(EXTRACTED RECORDS):
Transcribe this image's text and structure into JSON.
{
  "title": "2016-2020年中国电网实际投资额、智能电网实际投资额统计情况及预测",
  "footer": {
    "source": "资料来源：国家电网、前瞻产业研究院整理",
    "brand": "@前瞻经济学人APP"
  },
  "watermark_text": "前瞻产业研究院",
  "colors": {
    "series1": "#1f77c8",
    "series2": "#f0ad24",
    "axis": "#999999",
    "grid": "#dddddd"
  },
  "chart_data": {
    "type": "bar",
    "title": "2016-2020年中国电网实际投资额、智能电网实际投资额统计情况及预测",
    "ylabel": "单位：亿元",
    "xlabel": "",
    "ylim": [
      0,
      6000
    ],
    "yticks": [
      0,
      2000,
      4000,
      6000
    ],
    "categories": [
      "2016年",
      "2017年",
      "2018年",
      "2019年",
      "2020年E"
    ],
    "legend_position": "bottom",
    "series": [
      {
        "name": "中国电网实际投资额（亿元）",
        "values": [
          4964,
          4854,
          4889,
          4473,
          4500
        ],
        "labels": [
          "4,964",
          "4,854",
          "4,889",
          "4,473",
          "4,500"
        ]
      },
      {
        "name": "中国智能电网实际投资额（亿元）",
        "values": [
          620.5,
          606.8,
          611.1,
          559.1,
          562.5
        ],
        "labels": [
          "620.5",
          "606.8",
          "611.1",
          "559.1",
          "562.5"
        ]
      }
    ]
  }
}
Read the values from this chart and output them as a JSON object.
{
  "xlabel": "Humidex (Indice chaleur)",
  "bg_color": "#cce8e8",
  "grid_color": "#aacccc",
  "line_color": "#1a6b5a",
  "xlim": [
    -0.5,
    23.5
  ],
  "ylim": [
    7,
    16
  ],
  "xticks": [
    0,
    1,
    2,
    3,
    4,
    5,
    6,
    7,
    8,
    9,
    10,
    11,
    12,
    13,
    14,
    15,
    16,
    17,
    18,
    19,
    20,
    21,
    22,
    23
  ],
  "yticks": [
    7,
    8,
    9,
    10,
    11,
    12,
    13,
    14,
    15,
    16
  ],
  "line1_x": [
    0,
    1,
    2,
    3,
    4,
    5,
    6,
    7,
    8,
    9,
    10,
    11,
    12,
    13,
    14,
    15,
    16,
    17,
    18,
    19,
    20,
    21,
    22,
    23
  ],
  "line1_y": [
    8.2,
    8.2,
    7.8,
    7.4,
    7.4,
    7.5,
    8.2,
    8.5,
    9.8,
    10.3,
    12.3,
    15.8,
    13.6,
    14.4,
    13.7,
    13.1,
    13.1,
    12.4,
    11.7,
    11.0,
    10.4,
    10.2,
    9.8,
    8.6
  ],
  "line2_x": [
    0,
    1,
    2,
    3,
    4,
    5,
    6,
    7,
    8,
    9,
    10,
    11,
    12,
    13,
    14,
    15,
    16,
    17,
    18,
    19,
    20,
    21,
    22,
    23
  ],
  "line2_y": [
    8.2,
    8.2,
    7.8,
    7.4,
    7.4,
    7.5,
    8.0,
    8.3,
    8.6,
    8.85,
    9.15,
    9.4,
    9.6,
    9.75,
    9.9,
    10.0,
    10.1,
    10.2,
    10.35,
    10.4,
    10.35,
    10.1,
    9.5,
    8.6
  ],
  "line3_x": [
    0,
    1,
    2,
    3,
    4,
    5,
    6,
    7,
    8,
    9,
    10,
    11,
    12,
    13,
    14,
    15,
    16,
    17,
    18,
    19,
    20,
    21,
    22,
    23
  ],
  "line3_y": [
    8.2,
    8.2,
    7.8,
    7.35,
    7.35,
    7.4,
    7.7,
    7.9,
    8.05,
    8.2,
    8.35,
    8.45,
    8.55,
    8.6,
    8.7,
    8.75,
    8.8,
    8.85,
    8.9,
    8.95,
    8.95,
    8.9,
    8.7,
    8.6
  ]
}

(TASK BRIEF):
From the entries above, copy every line where the word "name" shows up.

(WORKED ANSWER):
        "name": "中国电网实际投资额（亿元）",
        "name": "中国智能电网实际投资额（亿元）",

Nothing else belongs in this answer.